Stored items from a collection
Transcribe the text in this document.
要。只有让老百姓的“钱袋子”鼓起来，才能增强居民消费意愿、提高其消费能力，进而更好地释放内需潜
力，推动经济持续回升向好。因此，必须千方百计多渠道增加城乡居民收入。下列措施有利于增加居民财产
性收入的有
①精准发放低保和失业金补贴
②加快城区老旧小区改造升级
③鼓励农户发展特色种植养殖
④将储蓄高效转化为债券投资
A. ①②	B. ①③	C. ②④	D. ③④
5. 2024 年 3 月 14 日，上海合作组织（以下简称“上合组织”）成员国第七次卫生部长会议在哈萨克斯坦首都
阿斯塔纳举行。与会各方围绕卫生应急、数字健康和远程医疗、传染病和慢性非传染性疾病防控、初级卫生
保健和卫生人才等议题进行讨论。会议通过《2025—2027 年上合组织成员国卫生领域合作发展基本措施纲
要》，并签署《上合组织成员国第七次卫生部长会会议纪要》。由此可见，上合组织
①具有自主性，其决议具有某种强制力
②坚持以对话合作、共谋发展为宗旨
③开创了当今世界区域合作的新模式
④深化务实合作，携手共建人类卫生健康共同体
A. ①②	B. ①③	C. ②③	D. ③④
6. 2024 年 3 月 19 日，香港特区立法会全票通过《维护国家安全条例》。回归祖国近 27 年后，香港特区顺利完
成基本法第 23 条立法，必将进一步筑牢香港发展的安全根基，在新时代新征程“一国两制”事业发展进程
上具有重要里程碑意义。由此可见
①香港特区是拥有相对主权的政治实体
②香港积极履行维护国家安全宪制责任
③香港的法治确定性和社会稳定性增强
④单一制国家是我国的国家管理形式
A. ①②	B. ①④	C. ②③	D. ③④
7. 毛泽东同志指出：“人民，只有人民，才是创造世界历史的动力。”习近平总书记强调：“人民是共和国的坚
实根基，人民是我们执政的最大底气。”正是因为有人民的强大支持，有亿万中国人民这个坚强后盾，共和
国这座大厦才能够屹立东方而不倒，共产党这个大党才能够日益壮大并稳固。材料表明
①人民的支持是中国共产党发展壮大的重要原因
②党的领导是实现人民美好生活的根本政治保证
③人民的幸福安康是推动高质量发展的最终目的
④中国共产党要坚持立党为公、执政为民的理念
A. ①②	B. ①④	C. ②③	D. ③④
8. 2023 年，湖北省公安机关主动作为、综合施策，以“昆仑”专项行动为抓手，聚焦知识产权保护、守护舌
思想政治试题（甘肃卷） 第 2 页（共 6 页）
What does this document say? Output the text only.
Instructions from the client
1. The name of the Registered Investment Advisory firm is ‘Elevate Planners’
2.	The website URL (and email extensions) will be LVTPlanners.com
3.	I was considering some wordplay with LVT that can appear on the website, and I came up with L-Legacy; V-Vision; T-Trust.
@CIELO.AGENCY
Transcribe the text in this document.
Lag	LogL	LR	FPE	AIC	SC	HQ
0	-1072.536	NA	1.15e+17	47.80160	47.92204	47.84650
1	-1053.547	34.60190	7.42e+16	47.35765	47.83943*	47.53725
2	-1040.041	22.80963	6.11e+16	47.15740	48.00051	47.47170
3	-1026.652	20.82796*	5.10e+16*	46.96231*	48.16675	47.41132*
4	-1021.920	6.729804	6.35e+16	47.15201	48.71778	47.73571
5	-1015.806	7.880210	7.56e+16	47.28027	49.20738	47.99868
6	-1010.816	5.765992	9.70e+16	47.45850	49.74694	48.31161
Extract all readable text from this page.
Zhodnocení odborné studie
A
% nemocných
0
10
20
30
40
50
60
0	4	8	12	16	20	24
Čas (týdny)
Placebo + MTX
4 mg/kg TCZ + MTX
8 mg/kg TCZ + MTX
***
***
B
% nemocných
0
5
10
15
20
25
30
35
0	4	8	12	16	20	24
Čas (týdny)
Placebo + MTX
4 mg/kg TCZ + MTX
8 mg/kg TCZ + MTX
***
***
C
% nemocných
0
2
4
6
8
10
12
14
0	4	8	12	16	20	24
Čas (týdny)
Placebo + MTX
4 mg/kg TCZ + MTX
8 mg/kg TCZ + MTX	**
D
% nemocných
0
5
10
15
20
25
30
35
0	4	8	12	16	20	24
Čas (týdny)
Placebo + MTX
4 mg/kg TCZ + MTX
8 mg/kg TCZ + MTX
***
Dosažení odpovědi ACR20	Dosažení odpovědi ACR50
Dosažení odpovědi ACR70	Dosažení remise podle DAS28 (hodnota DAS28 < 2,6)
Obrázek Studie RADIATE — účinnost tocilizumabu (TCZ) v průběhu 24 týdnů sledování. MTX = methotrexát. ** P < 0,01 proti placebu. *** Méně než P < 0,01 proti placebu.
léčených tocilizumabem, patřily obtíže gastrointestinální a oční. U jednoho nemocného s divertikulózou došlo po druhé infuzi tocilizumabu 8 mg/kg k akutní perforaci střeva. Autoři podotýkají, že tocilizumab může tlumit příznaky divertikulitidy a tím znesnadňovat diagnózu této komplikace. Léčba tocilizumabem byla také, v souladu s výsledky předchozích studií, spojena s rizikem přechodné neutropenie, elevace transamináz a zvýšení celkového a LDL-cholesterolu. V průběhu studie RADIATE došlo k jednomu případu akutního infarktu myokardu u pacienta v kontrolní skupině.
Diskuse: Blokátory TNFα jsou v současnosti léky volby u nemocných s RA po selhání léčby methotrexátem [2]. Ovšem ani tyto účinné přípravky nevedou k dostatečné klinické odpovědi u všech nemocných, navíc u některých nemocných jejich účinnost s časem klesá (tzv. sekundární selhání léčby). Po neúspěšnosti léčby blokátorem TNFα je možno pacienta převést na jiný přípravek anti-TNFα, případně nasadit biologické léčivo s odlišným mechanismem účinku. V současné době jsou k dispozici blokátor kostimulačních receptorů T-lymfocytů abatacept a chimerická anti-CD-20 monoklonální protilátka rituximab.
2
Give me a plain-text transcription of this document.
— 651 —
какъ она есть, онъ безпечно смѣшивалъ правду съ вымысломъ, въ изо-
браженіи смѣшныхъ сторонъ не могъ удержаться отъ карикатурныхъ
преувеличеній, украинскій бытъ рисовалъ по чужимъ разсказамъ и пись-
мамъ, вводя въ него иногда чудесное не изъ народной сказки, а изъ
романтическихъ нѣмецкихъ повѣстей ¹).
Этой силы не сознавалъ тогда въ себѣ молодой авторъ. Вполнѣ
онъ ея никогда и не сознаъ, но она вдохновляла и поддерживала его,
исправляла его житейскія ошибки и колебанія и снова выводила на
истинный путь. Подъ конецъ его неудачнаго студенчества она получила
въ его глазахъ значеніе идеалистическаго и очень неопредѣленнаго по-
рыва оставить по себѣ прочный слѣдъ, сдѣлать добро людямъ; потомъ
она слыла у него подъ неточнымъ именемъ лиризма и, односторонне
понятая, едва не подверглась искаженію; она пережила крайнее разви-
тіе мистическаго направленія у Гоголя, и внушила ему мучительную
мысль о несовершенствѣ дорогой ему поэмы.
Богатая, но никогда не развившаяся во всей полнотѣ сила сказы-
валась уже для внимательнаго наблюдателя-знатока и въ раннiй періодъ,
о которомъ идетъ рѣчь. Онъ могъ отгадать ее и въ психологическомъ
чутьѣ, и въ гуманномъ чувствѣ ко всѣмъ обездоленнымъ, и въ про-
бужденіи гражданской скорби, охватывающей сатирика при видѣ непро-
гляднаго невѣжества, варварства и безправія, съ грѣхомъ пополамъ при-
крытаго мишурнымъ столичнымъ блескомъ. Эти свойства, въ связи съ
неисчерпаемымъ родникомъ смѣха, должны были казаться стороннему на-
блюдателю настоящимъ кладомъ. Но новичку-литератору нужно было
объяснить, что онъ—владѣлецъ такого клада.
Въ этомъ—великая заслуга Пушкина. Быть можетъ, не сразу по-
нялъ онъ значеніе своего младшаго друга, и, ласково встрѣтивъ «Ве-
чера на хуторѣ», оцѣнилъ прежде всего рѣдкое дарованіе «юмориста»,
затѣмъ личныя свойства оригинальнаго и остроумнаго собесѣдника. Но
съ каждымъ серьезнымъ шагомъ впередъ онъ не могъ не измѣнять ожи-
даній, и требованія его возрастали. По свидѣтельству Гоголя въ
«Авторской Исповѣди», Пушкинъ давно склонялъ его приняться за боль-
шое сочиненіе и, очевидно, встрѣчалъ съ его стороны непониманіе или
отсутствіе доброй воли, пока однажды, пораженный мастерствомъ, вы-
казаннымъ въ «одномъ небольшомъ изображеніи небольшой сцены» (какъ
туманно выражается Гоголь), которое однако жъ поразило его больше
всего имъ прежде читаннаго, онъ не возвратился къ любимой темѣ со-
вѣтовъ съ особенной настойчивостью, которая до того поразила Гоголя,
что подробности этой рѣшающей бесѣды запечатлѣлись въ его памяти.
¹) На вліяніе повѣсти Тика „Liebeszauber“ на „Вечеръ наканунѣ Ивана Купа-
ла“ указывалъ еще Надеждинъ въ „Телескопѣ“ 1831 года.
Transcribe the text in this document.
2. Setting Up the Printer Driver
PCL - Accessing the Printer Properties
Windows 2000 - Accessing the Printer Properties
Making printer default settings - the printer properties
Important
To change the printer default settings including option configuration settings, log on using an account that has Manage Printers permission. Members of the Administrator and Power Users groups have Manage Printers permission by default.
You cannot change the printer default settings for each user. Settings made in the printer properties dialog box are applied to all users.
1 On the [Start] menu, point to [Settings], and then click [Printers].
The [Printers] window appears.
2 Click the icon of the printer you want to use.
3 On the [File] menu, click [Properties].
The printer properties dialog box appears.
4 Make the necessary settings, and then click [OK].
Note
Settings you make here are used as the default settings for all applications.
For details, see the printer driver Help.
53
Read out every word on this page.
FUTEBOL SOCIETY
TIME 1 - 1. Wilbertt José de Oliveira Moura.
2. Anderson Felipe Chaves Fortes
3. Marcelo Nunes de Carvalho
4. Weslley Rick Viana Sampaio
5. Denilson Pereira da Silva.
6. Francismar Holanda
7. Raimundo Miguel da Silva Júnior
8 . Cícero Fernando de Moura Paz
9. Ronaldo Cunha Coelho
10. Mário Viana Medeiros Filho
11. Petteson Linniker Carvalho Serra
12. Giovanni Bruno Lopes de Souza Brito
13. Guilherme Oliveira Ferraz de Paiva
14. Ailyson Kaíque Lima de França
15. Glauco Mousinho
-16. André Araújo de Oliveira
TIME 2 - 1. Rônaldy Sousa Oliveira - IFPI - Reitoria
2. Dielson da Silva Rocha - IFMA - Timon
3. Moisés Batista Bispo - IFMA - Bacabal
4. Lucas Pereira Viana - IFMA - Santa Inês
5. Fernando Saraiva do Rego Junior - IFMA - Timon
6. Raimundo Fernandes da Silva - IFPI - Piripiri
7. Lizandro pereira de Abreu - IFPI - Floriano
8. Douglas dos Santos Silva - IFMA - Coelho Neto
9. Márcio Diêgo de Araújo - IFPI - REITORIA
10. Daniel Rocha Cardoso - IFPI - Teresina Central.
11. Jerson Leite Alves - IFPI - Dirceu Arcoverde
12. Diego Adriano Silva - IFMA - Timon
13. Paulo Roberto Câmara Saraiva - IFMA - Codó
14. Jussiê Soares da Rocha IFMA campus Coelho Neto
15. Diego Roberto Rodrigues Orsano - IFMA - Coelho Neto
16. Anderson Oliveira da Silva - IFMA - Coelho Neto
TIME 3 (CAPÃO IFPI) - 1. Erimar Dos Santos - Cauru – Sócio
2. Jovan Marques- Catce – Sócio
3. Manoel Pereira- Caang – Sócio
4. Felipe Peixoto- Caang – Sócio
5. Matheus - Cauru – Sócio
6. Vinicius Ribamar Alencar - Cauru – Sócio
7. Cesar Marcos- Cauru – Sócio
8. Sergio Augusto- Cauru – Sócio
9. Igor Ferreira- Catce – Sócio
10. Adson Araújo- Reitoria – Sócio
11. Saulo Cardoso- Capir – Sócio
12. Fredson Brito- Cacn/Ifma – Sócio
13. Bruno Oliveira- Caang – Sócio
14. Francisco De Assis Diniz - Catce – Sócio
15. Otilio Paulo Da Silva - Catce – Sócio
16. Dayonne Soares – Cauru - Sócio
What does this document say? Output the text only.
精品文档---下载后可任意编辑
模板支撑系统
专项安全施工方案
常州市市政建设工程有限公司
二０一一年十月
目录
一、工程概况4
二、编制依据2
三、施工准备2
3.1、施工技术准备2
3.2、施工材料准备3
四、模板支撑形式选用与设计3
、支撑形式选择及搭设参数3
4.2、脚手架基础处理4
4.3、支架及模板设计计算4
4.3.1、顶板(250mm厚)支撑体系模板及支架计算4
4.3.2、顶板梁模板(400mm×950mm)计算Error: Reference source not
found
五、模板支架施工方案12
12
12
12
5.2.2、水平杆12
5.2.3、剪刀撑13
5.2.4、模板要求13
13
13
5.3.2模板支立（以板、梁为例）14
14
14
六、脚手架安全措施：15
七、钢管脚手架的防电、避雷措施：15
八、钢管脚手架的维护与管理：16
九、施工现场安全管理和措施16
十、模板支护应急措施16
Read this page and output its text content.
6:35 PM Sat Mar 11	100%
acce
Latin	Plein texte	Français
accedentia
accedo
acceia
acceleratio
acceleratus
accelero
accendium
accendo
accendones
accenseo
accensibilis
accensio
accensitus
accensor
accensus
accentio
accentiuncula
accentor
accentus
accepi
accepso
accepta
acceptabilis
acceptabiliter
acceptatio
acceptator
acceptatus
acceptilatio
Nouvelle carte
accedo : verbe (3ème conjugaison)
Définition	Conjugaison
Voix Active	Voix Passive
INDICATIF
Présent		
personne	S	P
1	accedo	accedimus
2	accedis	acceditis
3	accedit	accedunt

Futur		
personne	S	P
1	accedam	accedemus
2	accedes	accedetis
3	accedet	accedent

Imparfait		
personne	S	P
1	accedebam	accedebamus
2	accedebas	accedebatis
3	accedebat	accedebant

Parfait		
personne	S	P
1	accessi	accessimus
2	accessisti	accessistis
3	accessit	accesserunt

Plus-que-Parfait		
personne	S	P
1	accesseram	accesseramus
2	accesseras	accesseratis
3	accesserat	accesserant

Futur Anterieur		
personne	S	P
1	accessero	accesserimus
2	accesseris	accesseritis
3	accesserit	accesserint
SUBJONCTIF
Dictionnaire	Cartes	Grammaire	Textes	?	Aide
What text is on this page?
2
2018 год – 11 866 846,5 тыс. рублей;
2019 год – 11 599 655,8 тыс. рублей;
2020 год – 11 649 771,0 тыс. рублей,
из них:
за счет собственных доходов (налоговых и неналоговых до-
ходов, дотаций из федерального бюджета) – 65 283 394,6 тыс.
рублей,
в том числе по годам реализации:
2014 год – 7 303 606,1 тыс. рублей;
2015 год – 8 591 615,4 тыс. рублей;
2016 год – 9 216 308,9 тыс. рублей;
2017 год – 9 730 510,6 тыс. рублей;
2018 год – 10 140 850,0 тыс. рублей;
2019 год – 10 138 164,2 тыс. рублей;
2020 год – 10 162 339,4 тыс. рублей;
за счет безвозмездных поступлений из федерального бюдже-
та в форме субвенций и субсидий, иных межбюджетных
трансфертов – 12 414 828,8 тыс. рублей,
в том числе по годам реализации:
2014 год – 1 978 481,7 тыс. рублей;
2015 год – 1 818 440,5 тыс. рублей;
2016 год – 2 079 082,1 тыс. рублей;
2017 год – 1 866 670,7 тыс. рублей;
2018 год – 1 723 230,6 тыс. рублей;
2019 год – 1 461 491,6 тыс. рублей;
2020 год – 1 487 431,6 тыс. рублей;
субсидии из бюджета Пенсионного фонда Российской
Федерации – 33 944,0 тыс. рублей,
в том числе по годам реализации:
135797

> **INSTRUCTION**
Look through the entries above and report each line where the string "Moura" occurs.

> **THE REPLY**
TIME 1 - 1. Wilbertt José de Oliveira Moura.
8 . Cícero Fernando de Moura Paz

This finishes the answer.